Work to do
Write out the full listing exactly as given, minus the images.

[Figure data in JSON]
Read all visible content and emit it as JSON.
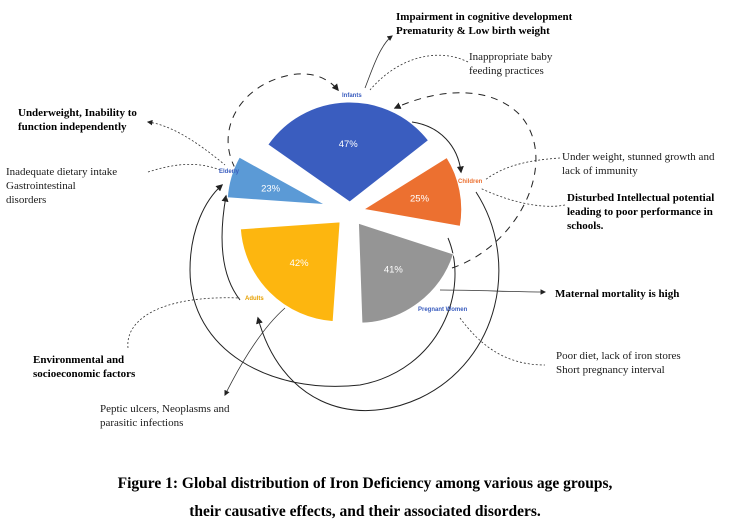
{
  "segments": [
    {
      "group": "Infants",
      "label": "47%",
      "value": 47,
      "color": "#3a5dbf"
    },
    {
      "group": "Children",
      "label": "25%",
      "value": 25,
      "color": "#ec7030"
    },
    {
      "group": "Pregnant Women",
      "label": "41%",
      "value": 41,
      "color": "#959595"
    },
    {
      "group": "Adults",
      "label": "42%",
      "value": 42,
      "color": "#fdb60f"
    },
    {
      "group": "Elderly",
      "label": "23%",
      "value": 23,
      "color": "#5b9ad6"
    }
  ],
  "groups": {
    "infants": {
      "label": "Infants",
      "color": "#3a5dbf"
    },
    "children": {
      "label": "Children",
      "color": "#ec7030"
    },
    "pregnant": {
      "label": "Pregnant Women",
      "color": "#3a5dbf"
    },
    "adults": {
      "label": "Adults",
      "color": "#fdb60f"
    },
    "elderly": {
      "label": "Elderly",
      "color": "#3a5dbf"
    }
  },
  "notes": {
    "infants_effect": [
      "Impairment in cognitive development",
      "Prematurity & Low birth weight"
    ],
    "infants_cause": [
      "Inappropriate baby",
      "feeding practices"
    ],
    "elderly_effect": [
      "Underweight, Inability to",
      "function independently"
    ],
    "elderly_cause": [
      "Inadequate dietary intake",
      "Gastrointestinal",
      "disorders"
    ],
    "children_cause": [
      "Under weight, stunned growth and",
      "lack of immunity"
    ],
    "children_effect": [
      "Disturbed Intellectual potential",
      "leading to poor performance in",
      "schools."
    ],
    "pregnant_effect": [
      "Maternal mortality is high"
    ],
    "pregnant_cause": [
      "Poor diet, lack of iron stores",
      "Short pregnancy interval"
    ],
    "adults_cause": [
      "Environmental and",
      "socioeconomic factors"
    ],
    "adults_effect": [
      "Peptic ulcers, Neoplasms and",
      "parasitic infections"
    ]
  },
  "caption": {
    "line1": "Figure 1: Global distribution of Iron Deficiency among various age groups,",
    "line2": "their causative effects, and their associated disorders."
  }
}
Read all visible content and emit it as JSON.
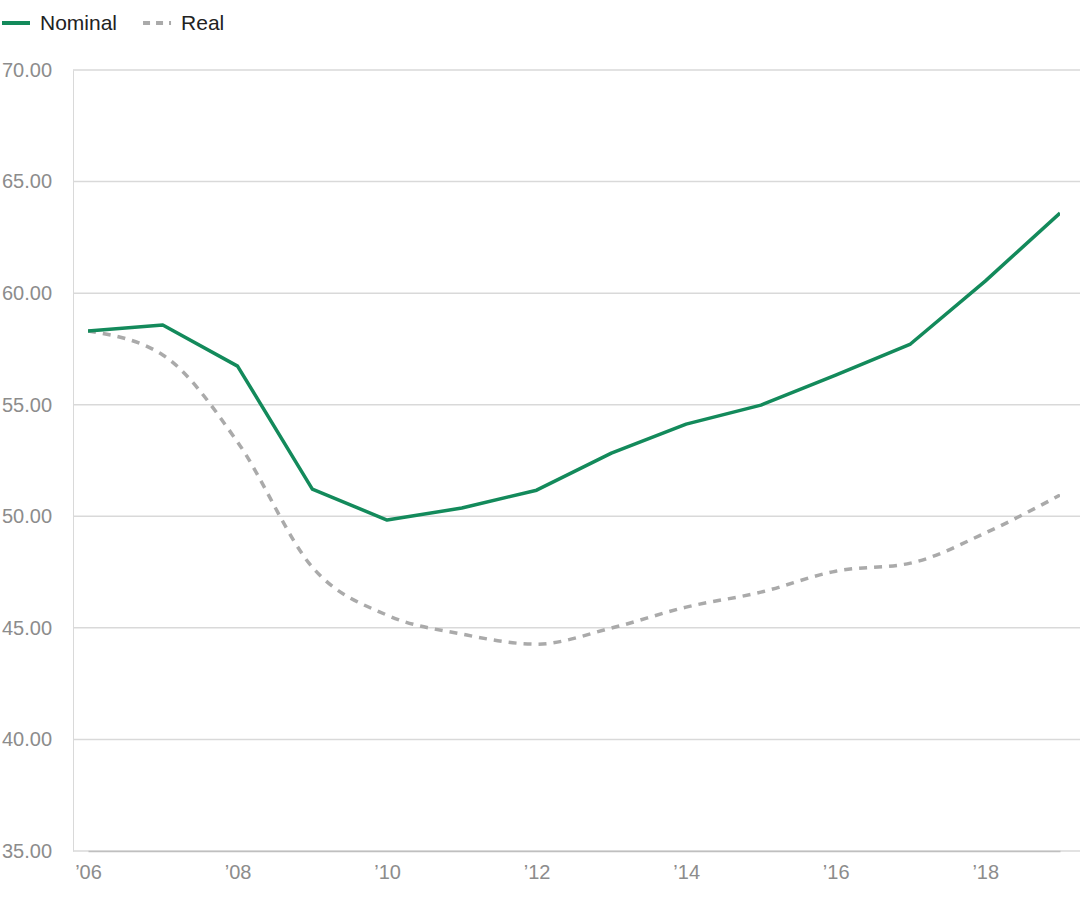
{
  "chart_data": {
    "type": "line",
    "x": [
      2006,
      2007,
      2008,
      2009,
      2010,
      2011,
      2012,
      2013,
      2014,
      2015,
      2016,
      2017,
      2018,
      2019
    ],
    "series": [
      {
        "name": "Nominal",
        "color": "#138a5b",
        "line_style": "solid",
        "values": [
          58.3,
          58.57,
          56.73,
          51.22,
          49.83,
          50.37,
          51.17,
          52.83,
          54.13,
          54.98,
          56.33,
          57.72,
          60.54,
          63.59
        ]
      },
      {
        "name": "Real",
        "color": "#aaaaaa",
        "line_style": "dashed",
        "values": [
          58.3,
          57.23,
          53.33,
          47.72,
          45.57,
          44.72,
          44.27,
          44.99,
          45.93,
          46.6,
          47.54,
          47.9,
          49.25,
          50.95
        ]
      }
    ],
    "xlim": [
      2006,
      2019
    ],
    "xticks": [
      {
        "value": 2006,
        "label": "’06"
      },
      {
        "value": 2008,
        "label": "’08"
      },
      {
        "value": 2010,
        "label": "’10"
      },
      {
        "value": 2012,
        "label": "’12"
      },
      {
        "value": 2014,
        "label": "’14"
      },
      {
        "value": 2016,
        "label": "’16"
      },
      {
        "value": 2018,
        "label": "’18"
      }
    ],
    "ylim": [
      35,
      70
    ],
    "yticks": [
      {
        "value": 35,
        "label": "35.00"
      },
      {
        "value": 40,
        "label": "40.00"
      },
      {
        "value": 45,
        "label": "45.00"
      },
      {
        "value": 50,
        "label": "50.00"
      },
      {
        "value": 55,
        "label": "55.00"
      },
      {
        "value": 60,
        "label": "60.00"
      },
      {
        "value": 65,
        "label": "65.00"
      },
      {
        "value": 70,
        "label": "70.00"
      }
    ],
    "grid": true,
    "legend": "top-left"
  }
}
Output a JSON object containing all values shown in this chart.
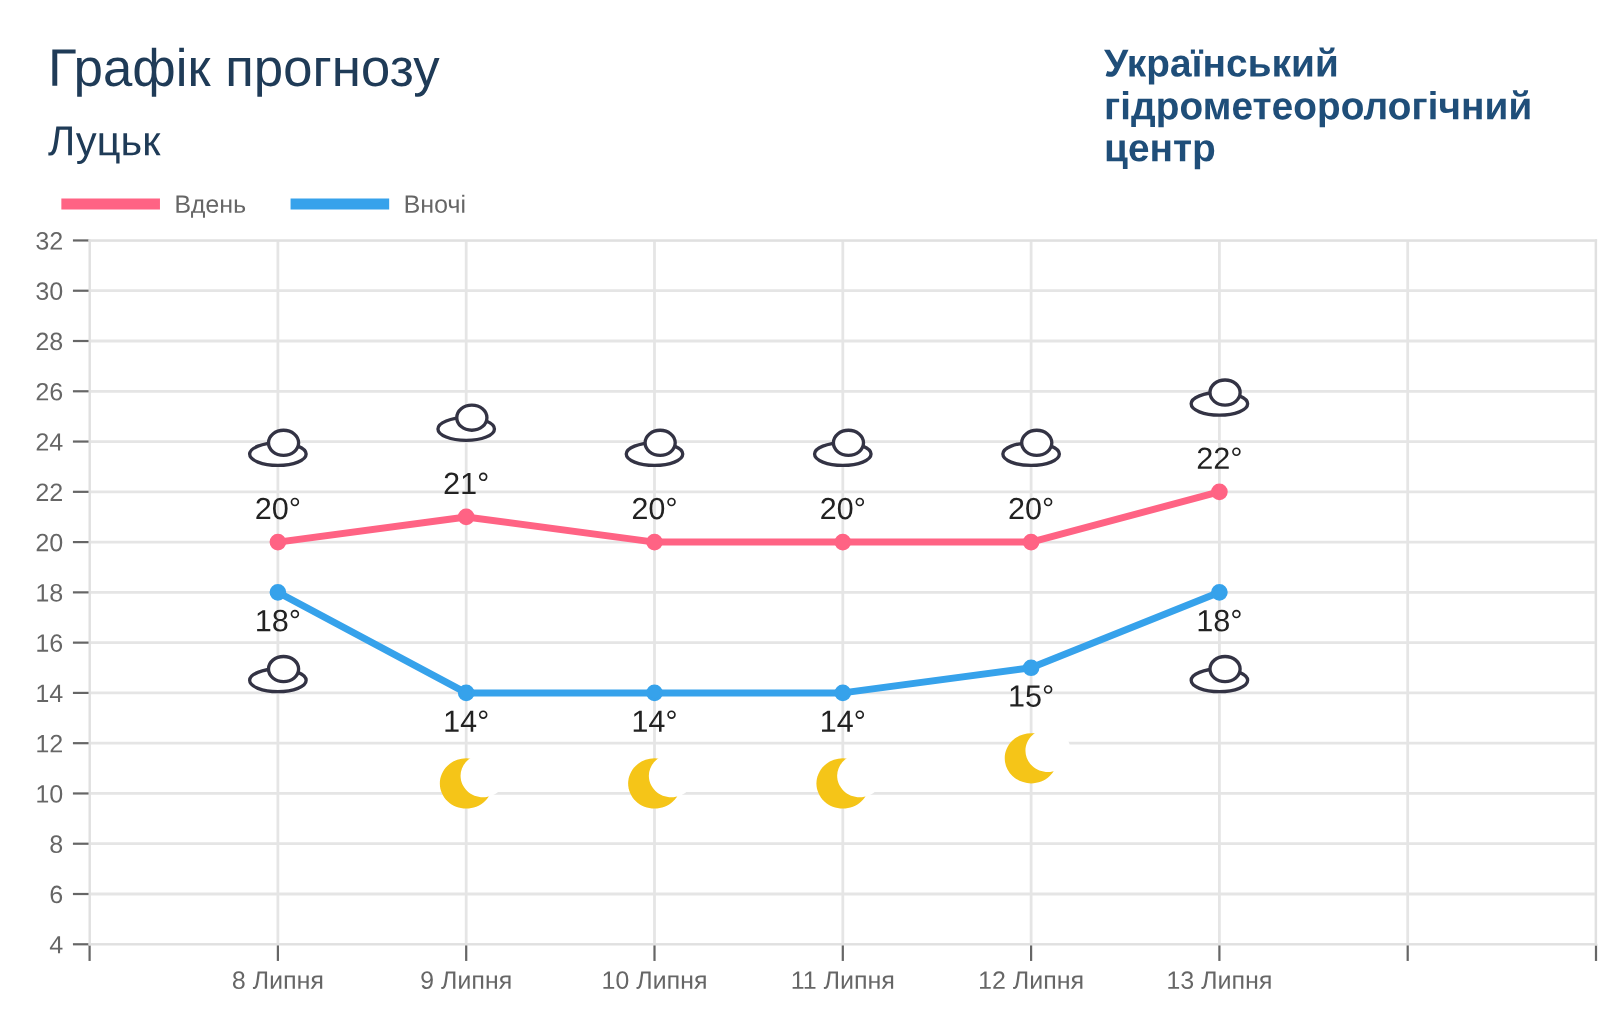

The output
Read all visible content and emit it as JSON.
{
  "segments": [
    {
      "group": "Infants",
      "label": "47%",
      "value": 47,
      "color": "#3a5dbf"
    },
    {
      "group": "Children",
      "label": "25%",
      "value": 25,
      "color": "#ec7030"
    },
    {
      "group": "Pregnant Women",
      "label": "41%",
      "value": 41,
      "color": "#959595"
    },
    {
      "group": "Adults",
      "label": "42%",
      "value": 42,
      "color": "#fdb60f"
    },
    {
      "group": "Elderly",
      "label": "23%",
      "value": 23,
      "color": "#5b9ad6"
    }
  ],
  "groups": {
    "infants": {
      "label": "Infants",
      "color": "#3a5dbf"
    },
    "children": {
      "label": "Children",
      "color": "#ec7030"
    },
    "pregnant": {
      "label": "Pregnant Women",
      "color": "#3a5dbf"
    },
    "adults": {
      "label": "Adults",
      "color": "#fdb60f"
    },
    "elderly": {
      "label": "Elderly",
      "color": "#3a5dbf"
    }
  },
  "notes": {
    "infants_effect": [
      "Impairment in cognitive development",
      "Prematurity & Low birth weight"
    ],
    "infants_cause": [
      "Inappropriate baby",
      "feeding practices"
    ],
    "elderly_effect": [
      "Underweight, Inability to",
      "function independently"
    ],
    "elderly_cause": [
      "Inadequate dietary intake",
      "Gastrointestinal",
      "disorders"
    ],
    "children_cause": [
      "Under weight, stunned growth and",
      "lack of immunity"
    ],
    "children_effect": [
      "Disturbed Intellectual potential",
      "leading to poor performance in",
      "schools."
    ],
    "pregnant_effect": [
      "Maternal mortality is high"
    ],
    "pregnant_cause": [
      "Poor diet, lack of iron stores",
      "Short pregnancy interval"
    ],
    "adults_cause": [
      "Environmental and",
      "socioeconomic factors"
    ],
    "adults_effect": [
      "Peptic ulcers, Neoplasms and",
      "parasitic infections"
    ]
  },
  "caption": {
    "line1": "Figure 1: Global distribution of Iron Deficiency among various age groups,",
    "line2": "their causative effects, and their associated disorders."
  }
}
Read all visible content and emit it as JSON.
{
  "chart_data": {
    "type": "line",
    "x": [
      2006,
      2007,
      2008,
      2009,
      2010,
      2011,
      2012,
      2013,
      2014,
      2015,
      2016,
      2017,
      2018,
      2019
    ],
    "series": [
      {
        "name": "Nominal",
        "color": "#138a5b",
        "line_style": "solid",
        "values": [
          58.3,
          58.57,
          56.73,
          51.22,
          49.83,
          50.37,
          51.17,
          52.83,
          54.13,
          54.98,
          56.33,
          57.72,
          60.54,
          63.59
        ]
      },
      {
        "name": "Real",
        "color": "#aaaaaa",
        "line_style": "dashed",
        "values": [
          58.3,
          57.23,
          53.33,
          47.72,
          45.57,
          44.72,
          44.27,
          44.99,
          45.93,
          46.6,
          47.54,
          47.9,
          49.25,
          50.95
        ]
      }
    ],
    "xlim": [
      2006,
      2019
    ],
    "xticks": [
      {
        "value": 2006,
        "label": "’06"
      },
      {
        "value": 2008,
        "label": "’08"
      },
      {
        "value": 2010,
        "label": "’10"
      },
      {
        "value": 2012,
        "label": "’12"
      },
      {
        "value": 2014,
        "label": "’14"
      },
      {
        "value": 2016,
        "label": "’16"
      },
      {
        "value": 2018,
        "label": "’18"
      }
    ],
    "ylim": [
      35,
      70
    ],
    "yticks": [
      {
        "value": 35,
        "label": "35.00"
      },
      {
        "value": 40,
        "label": "40.00"
      },
      {
        "value": 45,
        "label": "45.00"
      },
      {
        "value": 50,
        "label": "50.00"
      },
      {
        "value": 55,
        "label": "55.00"
      },
      {
        "value": 60,
        "label": "60.00"
      },
      {
        "value": 65,
        "label": "65.00"
      },
      {
        "value": 70,
        "label": "70.00"
      }
    ],
    "grid": true,
    "legend": "top-left"
  }
}
Output a JSON object containing all values shown in this chart.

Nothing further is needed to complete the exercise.